Aim of the task:
Transcribe the data in full and exactly, omitting any pictures.

Exercise data:
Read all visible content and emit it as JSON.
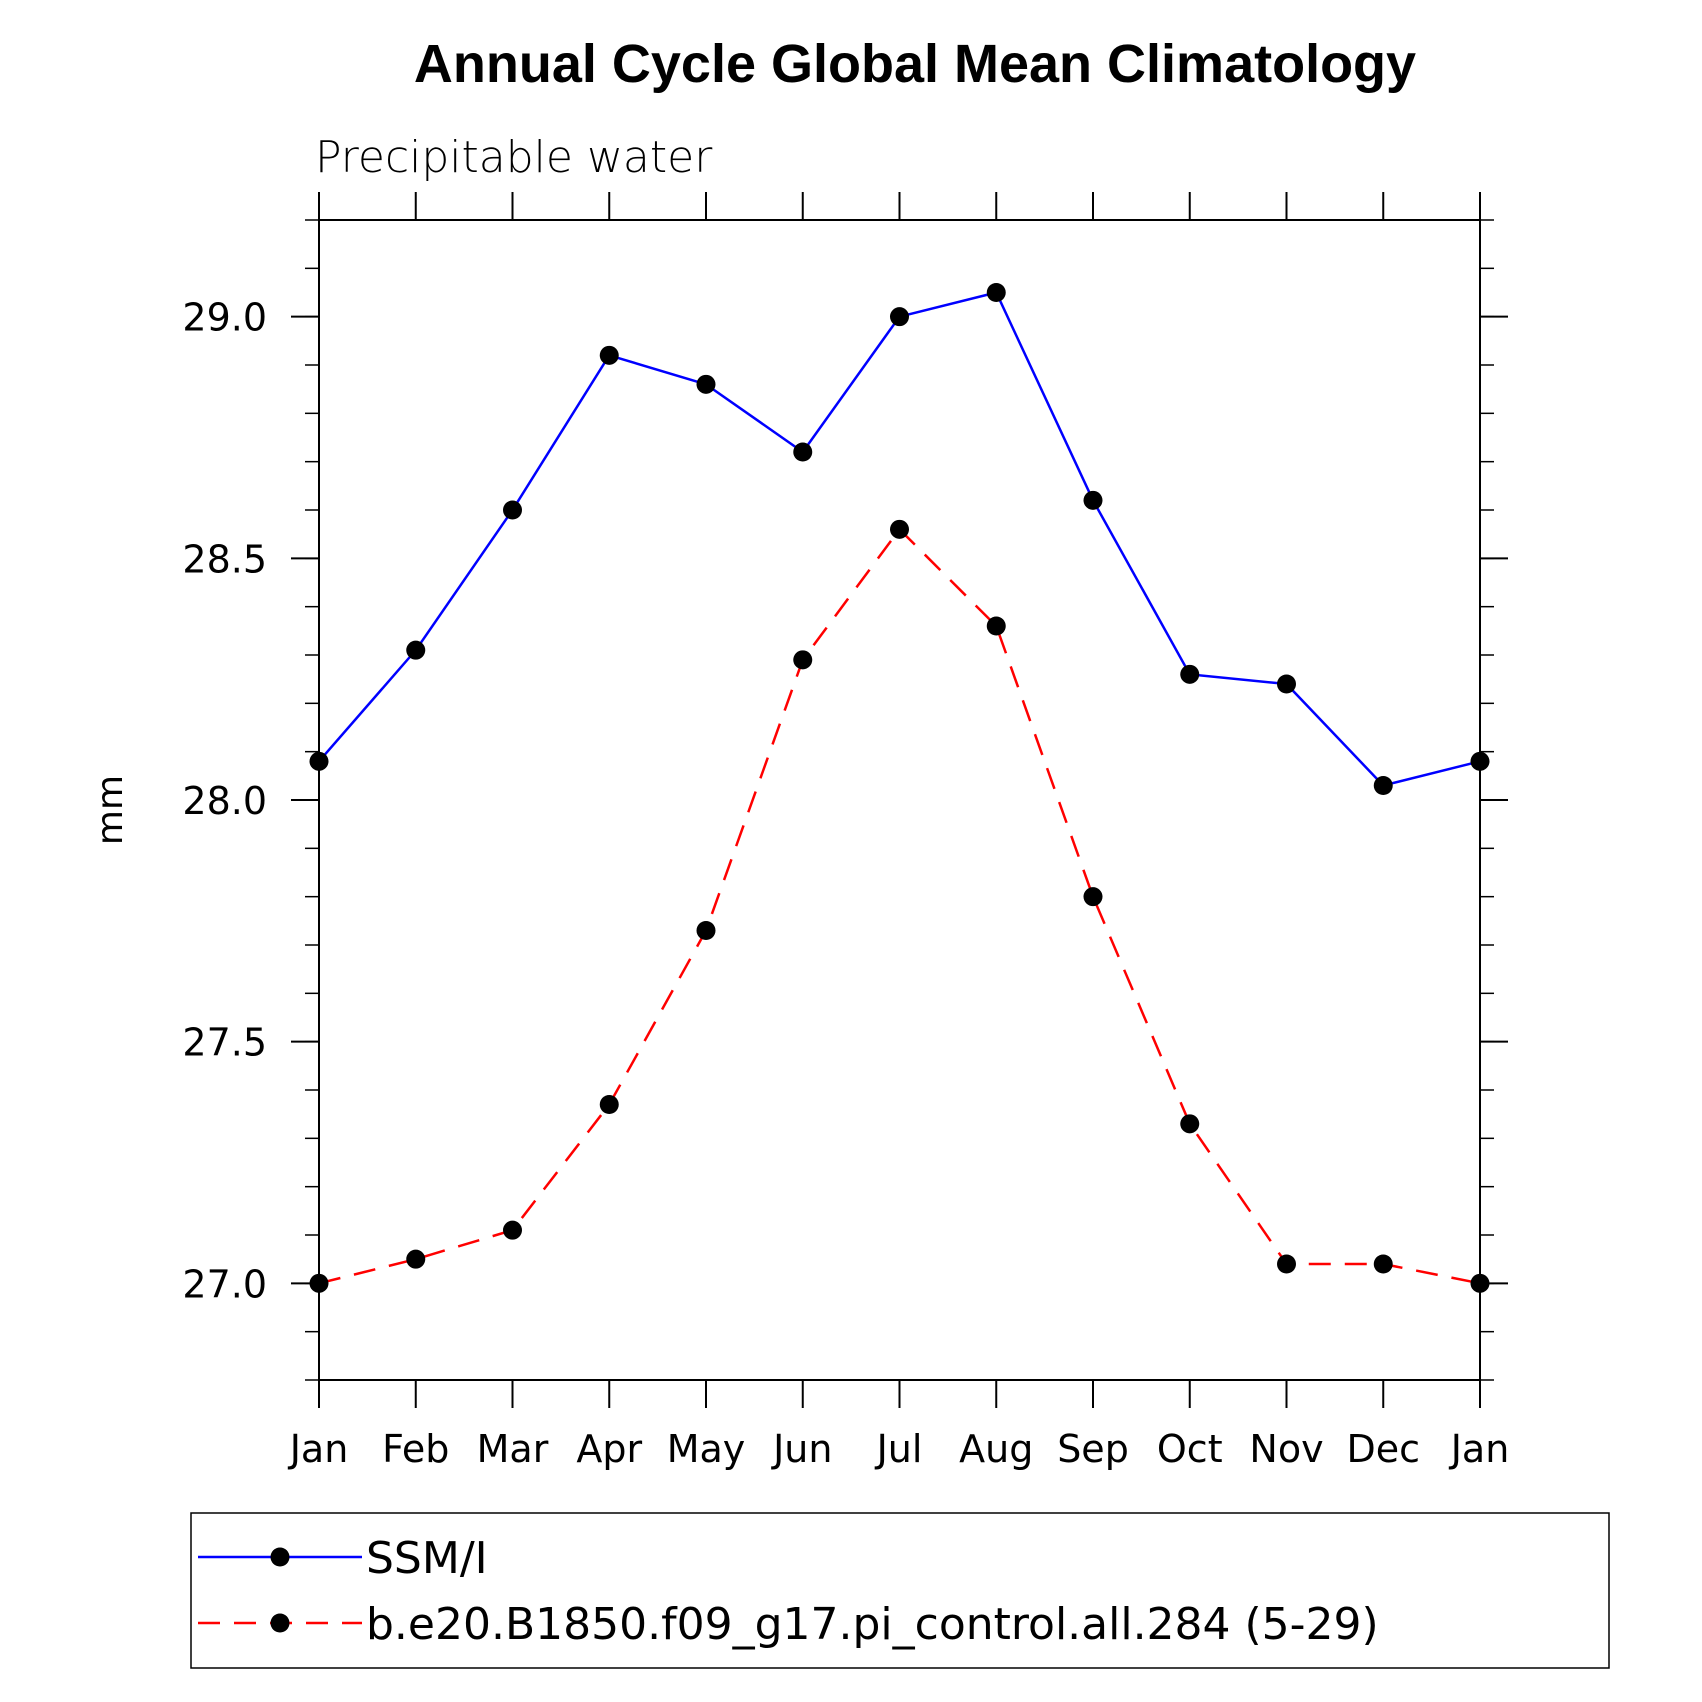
{
  "chart_data": {
    "type": "line",
    "title": "Annual Cycle Global Mean Climatology",
    "subtitle": "Precipitable water",
    "ylabel": "mm",
    "xlabel": "",
    "categories": [
      "Jan",
      "Feb",
      "Mar",
      "Apr",
      "May",
      "Jun",
      "Jul",
      "Aug",
      "Sep",
      "Oct",
      "Nov",
      "Dec",
      "Jan"
    ],
    "ylim": [
      26.8,
      29.2
    ],
    "yticks": [
      "27.0",
      "27.5",
      "28.0",
      "28.5",
      "29.0"
    ],
    "grid": false,
    "legend_position": "bottom",
    "series": [
      {
        "name": "SSM/I",
        "color": "#0000ff",
        "style": "solid",
        "marker": "filled-circle",
        "values": [
          28.08,
          28.31,
          28.6,
          28.92,
          28.86,
          28.72,
          29.0,
          29.05,
          28.62,
          28.26,
          28.24,
          28.03,
          28.08
        ]
      },
      {
        "name": "b.e20.B1850.f09_g17.pi_control.all.284 (5-29)",
        "color": "#ff0000",
        "style": "dashed",
        "marker": "filled-circle",
        "values": [
          27.0,
          27.05,
          27.11,
          27.37,
          27.73,
          28.29,
          28.56,
          28.36,
          27.8,
          27.33,
          27.04,
          27.04,
          27.0
        ]
      }
    ]
  }
}
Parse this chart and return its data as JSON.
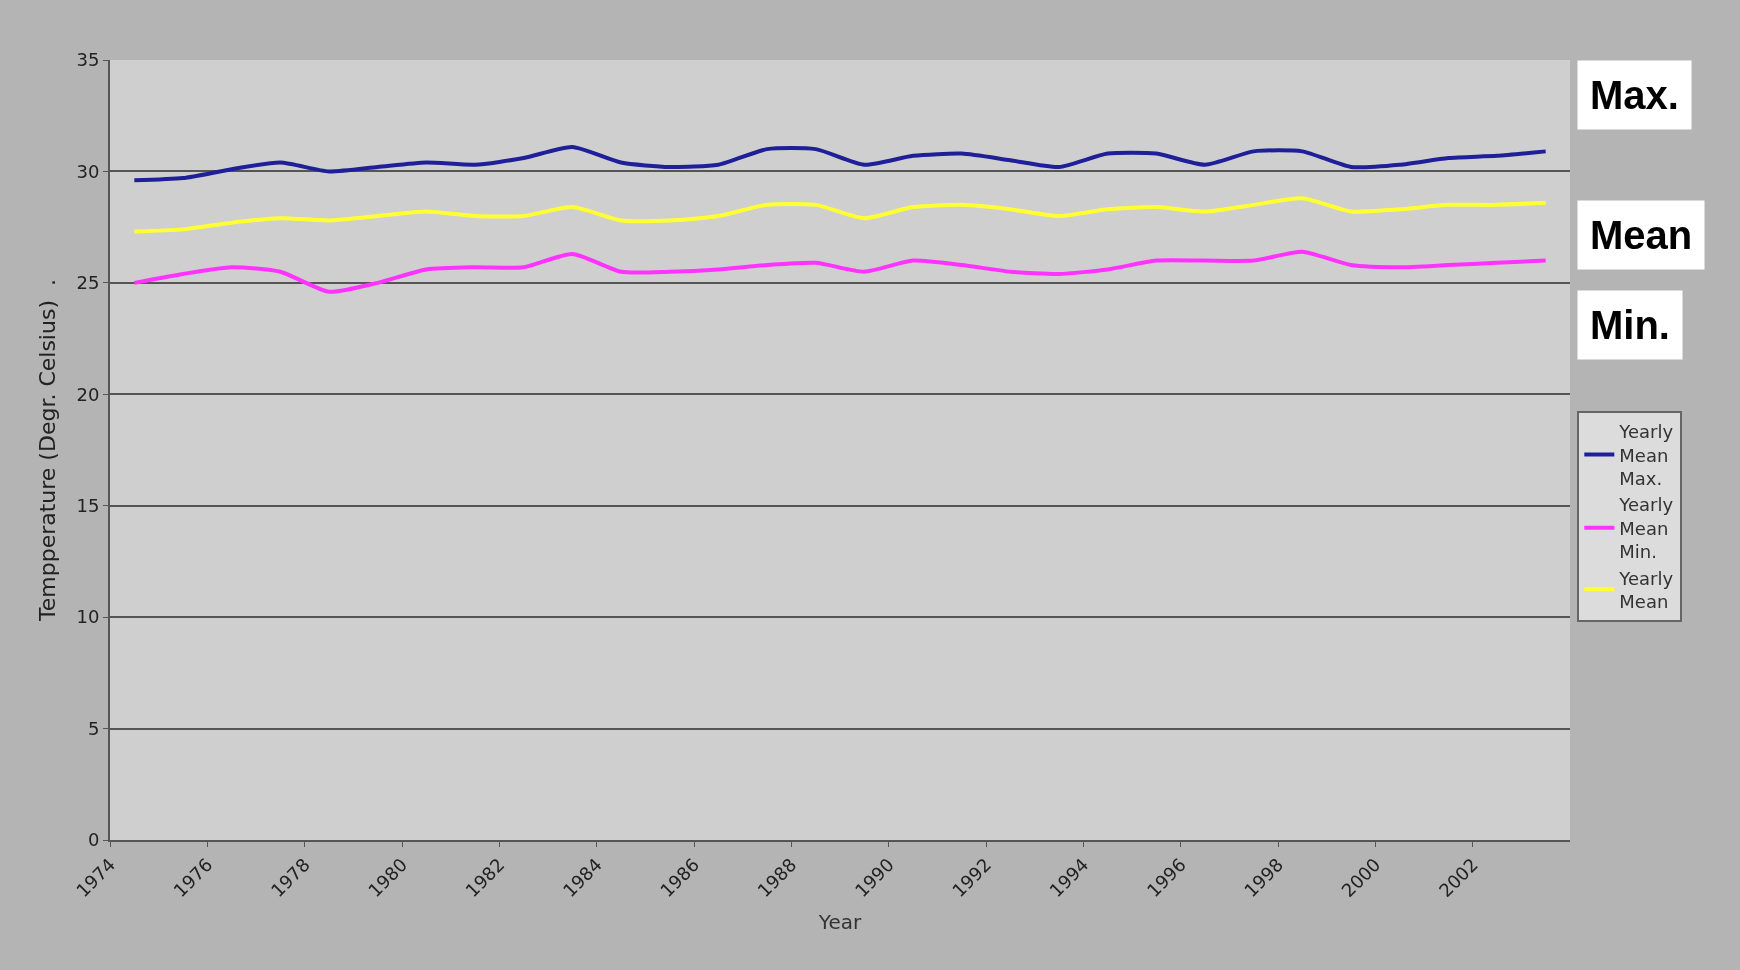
{
  "chart_data": {
    "type": "line",
    "xlabel": "Year",
    "ylabel": "Tempperature (Degr. Celsius)  .",
    "x": [
      1974.5,
      1975.5,
      1976.5,
      1977.5,
      1978.5,
      1979.5,
      1980.5,
      1981.5,
      1982.5,
      1983.5,
      1984.5,
      1985.5,
      1986.5,
      1987.5,
      1988.5,
      1989.5,
      1990.5,
      1991.5,
      1992.5,
      1993.5,
      1994.5,
      1995.5,
      1996.5,
      1997.5,
      1998.5,
      1999.5,
      2000.5,
      2001.5,
      2002.5,
      2003.5
    ],
    "series": [
      {
        "name": "Yearly Mean Max.",
        "color": "#1f1f9a",
        "values": [
          29.6,
          29.7,
          30.1,
          30.4,
          30.0,
          30.2,
          30.4,
          30.3,
          30.6,
          31.1,
          30.4,
          30.2,
          30.3,
          31.0,
          31.0,
          30.3,
          30.7,
          30.8,
          30.5,
          30.2,
          30.8,
          30.8,
          30.3,
          30.9,
          30.9,
          30.2,
          30.3,
          30.6,
          30.7,
          30.9
        ]
      },
      {
        "name": "Yearly Mean Min.",
        "color": "#ff33ff",
        "values": [
          25.0,
          25.4,
          25.7,
          25.5,
          24.6,
          25.0,
          25.6,
          25.7,
          25.7,
          26.3,
          25.5,
          25.5,
          25.6,
          25.8,
          25.9,
          25.5,
          26.0,
          25.8,
          25.5,
          25.4,
          25.6,
          26.0,
          26.0,
          26.0,
          26.4,
          25.8,
          25.7,
          25.8,
          25.9,
          26.0
        ]
      },
      {
        "name": "Yearly Mean",
        "color": "#ffff33",
        "values": [
          27.3,
          27.4,
          27.7,
          27.9,
          27.8,
          28.0,
          28.2,
          28.0,
          28.0,
          28.4,
          27.8,
          27.8,
          28.0,
          28.5,
          28.5,
          27.9,
          28.4,
          28.5,
          28.3,
          28.0,
          28.3,
          28.4,
          28.2,
          28.5,
          28.8,
          28.2,
          28.3,
          28.5,
          28.5,
          28.6
        ]
      }
    ],
    "xlim": [
      1974,
      2004
    ],
    "xticks": [
      1974,
      1976,
      1978,
      1980,
      1982,
      1984,
      1986,
      1988,
      1990,
      1992,
      1994,
      1996,
      1998,
      2000,
      2002
    ],
    "ylim": [
      0,
      35
    ],
    "yticks": [
      0,
      5,
      10,
      15,
      20,
      25,
      30,
      35
    ],
    "annotations": [
      "Max.",
      "Mean",
      "Min."
    ],
    "grid": "y",
    "legend": "right",
    "marker": "none",
    "line_style": "solid"
  }
}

Response:
Read all visible content and emit it as JSON.
{
  "chart_data": {
    "type": "line",
    "title": "Annual Cycle Global Mean Climatology",
    "subtitle": "Precipitable water",
    "ylabel": "mm",
    "xlabel": "",
    "categories": [
      "Jan",
      "Feb",
      "Mar",
      "Apr",
      "May",
      "Jun",
      "Jul",
      "Aug",
      "Sep",
      "Oct",
      "Nov",
      "Dec",
      "Jan"
    ],
    "ylim": [
      26.8,
      29.2
    ],
    "yticks": [
      "27.0",
      "27.5",
      "28.0",
      "28.5",
      "29.0"
    ],
    "grid": false,
    "legend_position": "bottom",
    "series": [
      {
        "name": "SSM/I",
        "color": "#0000ff",
        "style": "solid",
        "marker": "filled-circle",
        "values": [
          28.08,
          28.31,
          28.6,
          28.92,
          28.86,
          28.72,
          29.0,
          29.05,
          28.62,
          28.26,
          28.24,
          28.03,
          28.08
        ]
      },
      {
        "name": "b.e20.B1850.f09_g17.pi_control.all.284 (5-29)",
        "color": "#ff0000",
        "style": "dashed",
        "marker": "filled-circle",
        "values": [
          27.0,
          27.05,
          27.11,
          27.37,
          27.73,
          28.29,
          28.56,
          28.36,
          27.8,
          27.33,
          27.04,
          27.04,
          27.0
        ]
      }
    ]
  }
}
Parse this chart and return its data as JSON.
{
  "chart_data": {
    "type": "line",
    "xlabel": "Year",
    "ylabel": "Tempperature (Degr. Celsius)  .",
    "x": [
      1974.5,
      1975.5,
      1976.5,
      1977.5,
      1978.5,
      1979.5,
      1980.5,
      1981.5,
      1982.5,
      1983.5,
      1984.5,
      1985.5,
      1986.5,
      1987.5,
      1988.5,
      1989.5,
      1990.5,
      1991.5,
      1992.5,
      1993.5,
      1994.5,
      1995.5,
      1996.5,
      1997.5,
      1998.5,
      1999.5,
      2000.5,
      2001.5,
      2002.5,
      2003.5
    ],
    "series": [
      {
        "name": "Yearly Mean Max.",
        "color": "#1f1f9a",
        "values": [
          29.6,
          29.7,
          30.1,
          30.4,
          30.0,
          30.2,
          30.4,
          30.3,
          30.6,
          31.1,
          30.4,
          30.2,
          30.3,
          31.0,
          31.0,
          30.3,
          30.7,
          30.8,
          30.5,
          30.2,
          30.8,
          30.8,
          30.3,
          30.9,
          30.9,
          30.2,
          30.3,
          30.6,
          30.7,
          30.9
        ]
      },
      {
        "name": "Yearly Mean Min.",
        "color": "#ff33ff",
        "values": [
          25.0,
          25.4,
          25.7,
          25.5,
          24.6,
          25.0,
          25.6,
          25.7,
          25.7,
          26.3,
          25.5,
          25.5,
          25.6,
          25.8,
          25.9,
          25.5,
          26.0,
          25.8,
          25.5,
          25.4,
          25.6,
          26.0,
          26.0,
          26.0,
          26.4,
          25.8,
          25.7,
          25.8,
          25.9,
          26.0
        ]
      },
      {
        "name": "Yearly Mean",
        "color": "#ffff33",
        "values": [
          27.3,
          27.4,
          27.7,
          27.9,
          27.8,
          28.0,
          28.2,
          28.0,
          28.0,
          28.4,
          27.8,
          27.8,
          28.0,
          28.5,
          28.5,
          27.9,
          28.4,
          28.5,
          28.3,
          28.0,
          28.3,
          28.4,
          28.2,
          28.5,
          28.8,
          28.2,
          28.3,
          28.5,
          28.5,
          28.6
        ]
      }
    ],
    "xlim": [
      1974,
      2004
    ],
    "xticks": [
      1974,
      1976,
      1978,
      1980,
      1982,
      1984,
      1986,
      1988,
      1990,
      1992,
      1994,
      1996,
      1998,
      2000,
      2002
    ],
    "ylim": [
      0,
      35
    ],
    "yticks": [
      0,
      5,
      10,
      15,
      20,
      25,
      30,
      35
    ],
    "annotations": [
      "Max.",
      "Mean",
      "Min."
    ],
    "grid": "y",
    "legend": "right",
    "marker": "none",
    "line_style": "solid"
  }
}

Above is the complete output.